▶ **Document passage**:
--------------------------------------------------
According to Springer, single-salary pay systems exacerbate the most pressing problems in American K-12 education.
A large body of research finds that the inequitable distribution of highly effective teachers helps explain the student achievement gap. Schools with higher concentrations of low-income, non-white, and low-performing students have a more difficult time retaining teachers, especially the most effective ones.
The subsequent sorting of teachers across schools helps fuel racial- and poverty-related achievement gaps. Schools enrolling children from the most disadvantaged backgrounds are more likely to be staffed by novice teachers, less-prepared teachers, and teachers instructing out-of-field. As a result, children enrolled in schools with high concentrations of disadvantaged students are exposed to higher teacher turnover and lower quality instruction.
In short, Springer says, when teacher pay is equalized, teacher quality is dis-equalized.
What we’ve learned from reform efforts
Since the landmark “A Nation at Risk” report in 1983, policymakers have pursued three waves of compensation reform.
The first wave of compensation reform typically took the form of career ladder programs in which teachers earned additional compensation for taking on new responsibilities, or knowledge- and skill-based pay plans in which teachers were rewarded for successfully completing activities — such as portfolios, additional certifications, earning graduate degrees in subjects taught — that demonstrated higher levels of expertise and understanding of exemplary practices.
A second reform wave at the turn of the century was characterized by pay-for-performance and market-oriented strategies such as hard-to-staff school and subject bonuses, representing a shift toward compensation systems based on student outcomes — a shift that was accelerated by the 2001 “No Child Left Behind Act.” During this period, Congress, states, and local school districts in several cities allocated funds for a variety of pay-for-performance plans.
A third wave of reform, ushered by the Obama Administration’s “Race to the Top” grant program, provided incentives for states to develop and implement educator evaluation systems that would inform teacher promotion, tenure, certification and compensation decisions. An important feature of these reform efforts was that compensation was coupled with other educator supports such as job-embedded professional development or peer-to-peer coaching.
Despite three decades of interest and a variety of experimentation in pursuit of a better way to compensate educators, efforts have not always been well conceived or adequately aligned with district and labor market realities, Springer and other researchers have found. That’s among the reasons, Springer says, why several high-profile experiments failed to produce evidence that incentive pay for teachers improved student test scores or changed teacher instructional practices or behaviors.
--------------------------------------------------
▶ **Data supplied**:
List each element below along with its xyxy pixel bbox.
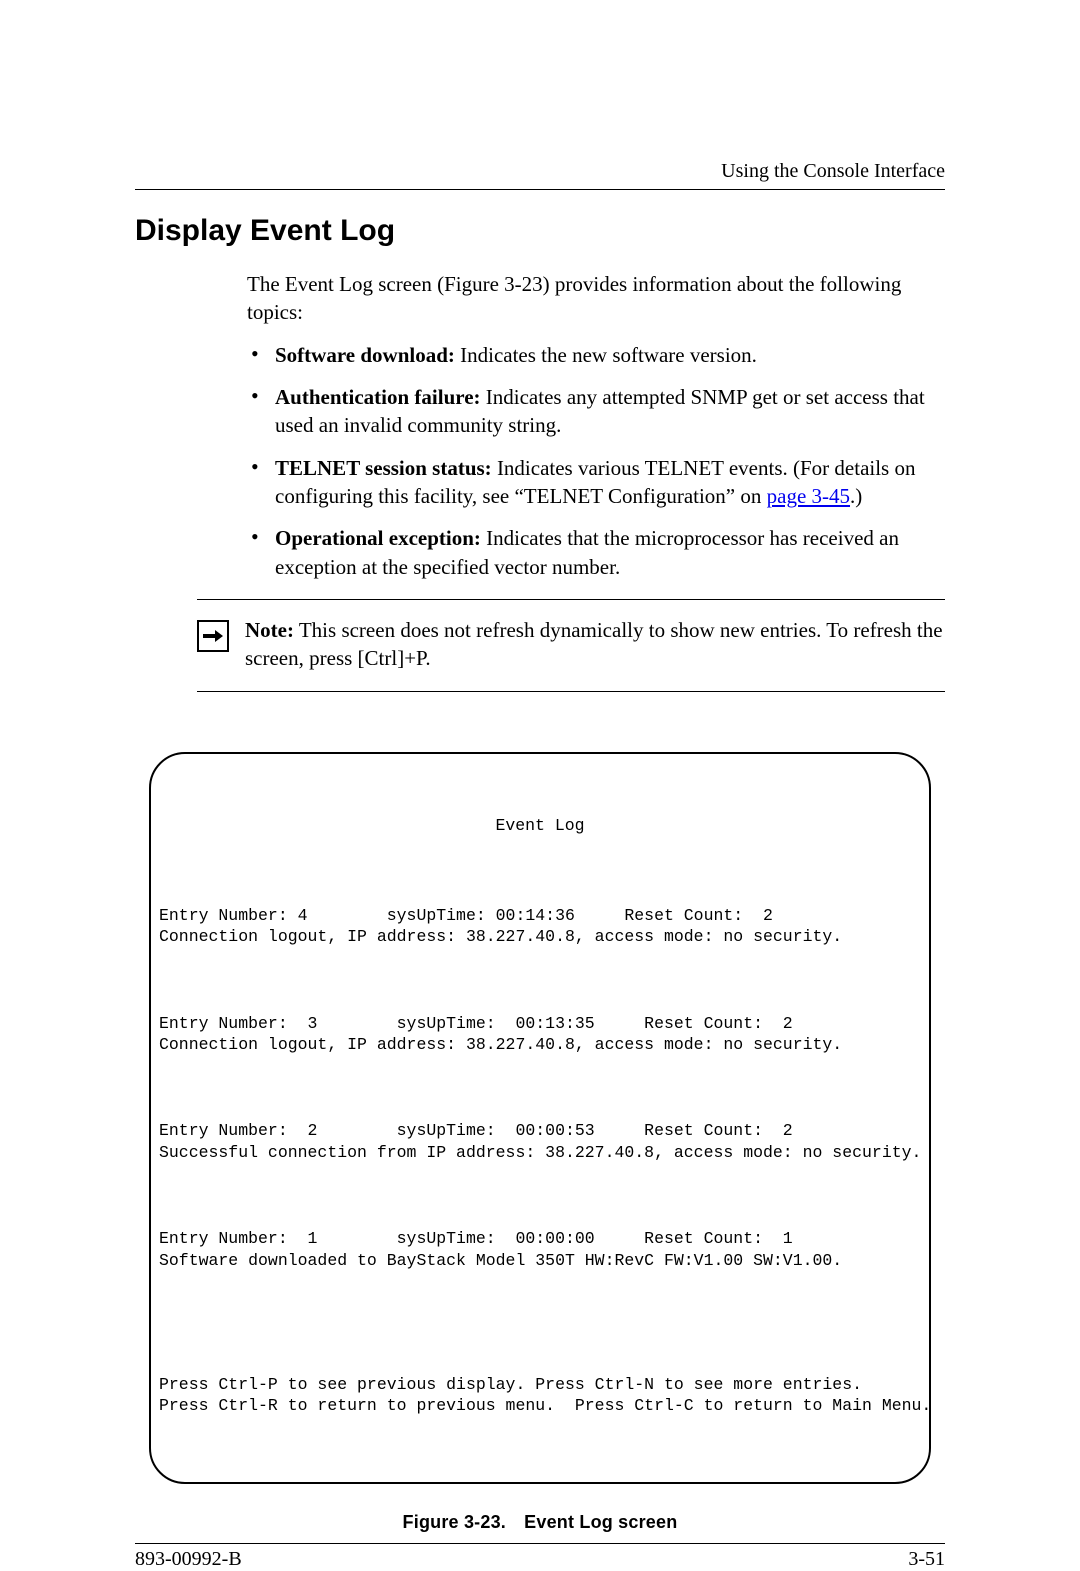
note-text: Note: This screen does not refresh dynam… — [245, 616, 945, 673]
section-title: Display Event Log — [135, 214, 945, 248]
entry-detail: Successful connection from IP address: 3… — [159, 1142, 921, 1163]
footer-rule — [135, 1543, 945, 1544]
entry-detail: Software downloaded to BayStack Model 35… — [159, 1250, 921, 1271]
bullet-telnet-session-status: TELNET session status: Indicates various… — [247, 454, 945, 511]
entry-header: Entry Number: 4 sysUpTime: 00:14:36 Rese… — [159, 905, 921, 926]
bullet-software-download: Software download: Indicates the new sof… — [247, 341, 945, 369]
entry-header: Entry Number: 3 sysUpTime: 00:13:35 Rese… — [159, 1013, 921, 1034]
bullet-text: Indicates the new software version. — [455, 343, 757, 367]
header-rule — [135, 189, 945, 190]
entry-detail: Connection logout, IP address: 38.227.40… — [159, 1034, 921, 1055]
doc-id: 893-00992-B — [135, 1548, 242, 1571]
page-footer: 893-00992-B 3-51 — [135, 1548, 945, 1571]
entry-detail: Connection logout, IP address: 38.227.40… — [159, 926, 921, 947]
note-block: Note: This screen does not refresh dynam… — [197, 599, 945, 692]
arrow-right-icon — [197, 620, 229, 652]
body-block: The Event Log screen (Figure 3-23) provi… — [247, 270, 945, 581]
document-page: Using the Console Interface Display Even… — [0, 0, 1080, 1397]
hint-line-1: Press Ctrl-P to see previous display. Pr… — [159, 1374, 921, 1395]
page-number: 3-51 — [908, 1548, 945, 1571]
event-log-entry-2: Entry Number: 2 sysUpTime: 00:00:53 Rese… — [159, 1120, 921, 1163]
event-log-entry-4: Entry Number: 4 sysUpTime: 00:14:36 Rese… — [159, 905, 921, 948]
event-log-title: Event Log — [159, 815, 921, 836]
event-log-entry-1: Entry Number: 1 sysUpTime: 00:00:00 Rese… — [159, 1228, 921, 1271]
bullet-text-after: .) — [850, 484, 862, 508]
event-log-screen: Event Log Entry Number: 4 sysUpTime: 00:… — [149, 752, 931, 1484]
bullet-operational-exception: Operational exception: Indicates that th… — [247, 524, 945, 581]
running-head: Using the Console Interface — [135, 160, 945, 183]
entry-header: Entry Number: 1 sysUpTime: 00:00:00 Rese… — [159, 1228, 921, 1249]
intro-paragraph: The Event Log screen (Figure 3-23) provi… — [247, 270, 945, 327]
page-link-3-45[interactable]: page 3-45 — [767, 484, 850, 508]
event-log-hints: Press Ctrl-P to see previous display. Pr… — [159, 1374, 921, 1417]
hint-line-2: Press Ctrl-R to return to previous menu.… — [159, 1395, 921, 1416]
entry-header: Entry Number: 2 sysUpTime: 00:00:53 Rese… — [159, 1120, 921, 1141]
note-body: This screen does not refresh dynamically… — [245, 618, 943, 670]
note-label: Note: — [245, 618, 294, 642]
bullet-authentication-failure: Authentication failure: Indicates any at… — [247, 383, 945, 440]
bullet-label: Authentication failure: — [275, 385, 481, 409]
bullet-label: TELNET session status: — [275, 456, 492, 480]
bullet-label: Software download: — [275, 343, 455, 367]
bullet-list: Software download: Indicates the new sof… — [247, 341, 945, 581]
event-log-entry-3: Entry Number: 3 sysUpTime: 00:13:35 Rese… — [159, 1013, 921, 1056]
figure-caption: Figure 3-23. Event Log screen — [135, 1512, 945, 1533]
bullet-label: Operational exception: — [275, 526, 481, 550]
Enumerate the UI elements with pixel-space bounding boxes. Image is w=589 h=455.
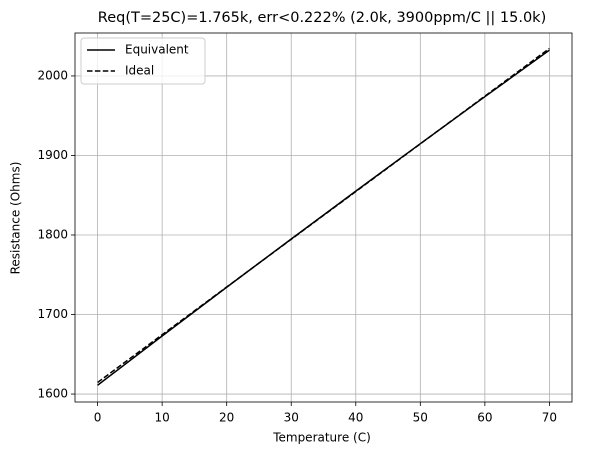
legend-label: Equivalent — [125, 43, 189, 57]
x-tick-label: 50 — [413, 411, 428, 425]
chart-title: Req(T=25C)=1.765k, err<0.222% (2.0k, 390… — [98, 10, 546, 26]
x-tick-label: 10 — [154, 411, 169, 425]
y-tick-label: 1700 — [37, 307, 68, 321]
x-tick-label: 40 — [348, 411, 363, 425]
y-axis-label: Resistance (Ohms) — [9, 162, 23, 275]
data-line — [97, 49, 550, 386]
x-tick-label: 70 — [542, 411, 557, 425]
data-line — [97, 47, 550, 384]
x-tick-label: 30 — [284, 411, 299, 425]
y-tick-label: 1900 — [37, 148, 68, 162]
y-tick-label: 1800 — [37, 227, 68, 241]
x-axis-label: Temperature (C) — [272, 431, 371, 445]
x-tick-label: 60 — [477, 411, 492, 425]
x-tick-label: 20 — [219, 411, 234, 425]
y-tick-label: 2000 — [37, 68, 68, 82]
plot-frame — [74, 32, 573, 403]
x-tick-label: 0 — [94, 411, 102, 425]
legend-label: Ideal — [125, 64, 154, 78]
y-tick-label: 1600 — [37, 387, 68, 401]
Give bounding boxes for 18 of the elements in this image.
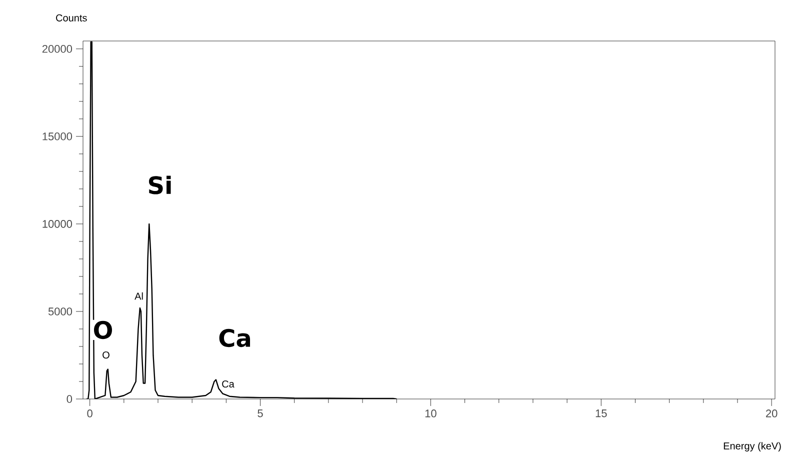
--------------------------------------------------
▶ **Exercises to complete**:
a. In the passage on teacher pay reform, what was compensation coupled with during the third wave of reform?
b. Say whether each statement agrees with the passage on teacher pay reform, giving yes or no and the deciding words from that passage: (i) The 2001 No Child Left Behind Act slowed the move toward pay based on student outcomes. (ii) Schools serving the most disadvantaged children are more likely to be staffed by novice teachers. (iii) The "Race to the Top" program gave states incentives to develop educator evaluation systems.
c. Resume the passage on teacher pay reform from where it stops.

▶ **Answers to the exercise**:
a. It was coupled with other educator supports, such as job-embedded professional development or peer-to-peer coaching.

b.
(i) No: "a shift that was accelerated by the 2001 “No Child Left Behind Act.”"
(ii) Yes: "Schools enrolling children from the most disadvantaged backgrounds are more likely to be staffed by novice teachers"
(iii) Yes: "provided incentives for states to develop and implement educator evaluation systems"

c.
Those perceived failures in compensation reform efforts attracted widespread attention in the news media and within the education profession, with teacher associations, think tanks and advocacy organizations often taking the simplified stance that compensation reform in education does not work, Springer says.
But, according to Springer, careful analyses of the reform efforts do reveal evidence that differentiated pay plans can have positive effects. A close look also points to what is needed to design and implement successful teacher compensation reform initiatives.
Finding the promising evidence
Springer has closely examined educator compensation systems and reforms to pay practices for more than a decade. He and colleagues have studied the effects of retention bonus programs and merit pay plans for teachers, examining whether they are effective in retaining high-performing teachers and in supporting students’ academic achievement.
Springer, with Luis Rodriguez of New York University and Walker Swain of the University of Georgia, examined a 2013 pilot pay initiative in Tennessee, conducting one of the first studies to use a rigorous causal research design to evaluate a retention bonus program targeting highly effective teachers. In addition to seeking to determine if the one-time bonuses helped retain high-performing teachers, it was designed to gauge whether the bonuses produced long-run benefits for students. (Springer, Swain & Rodriguez, 2016)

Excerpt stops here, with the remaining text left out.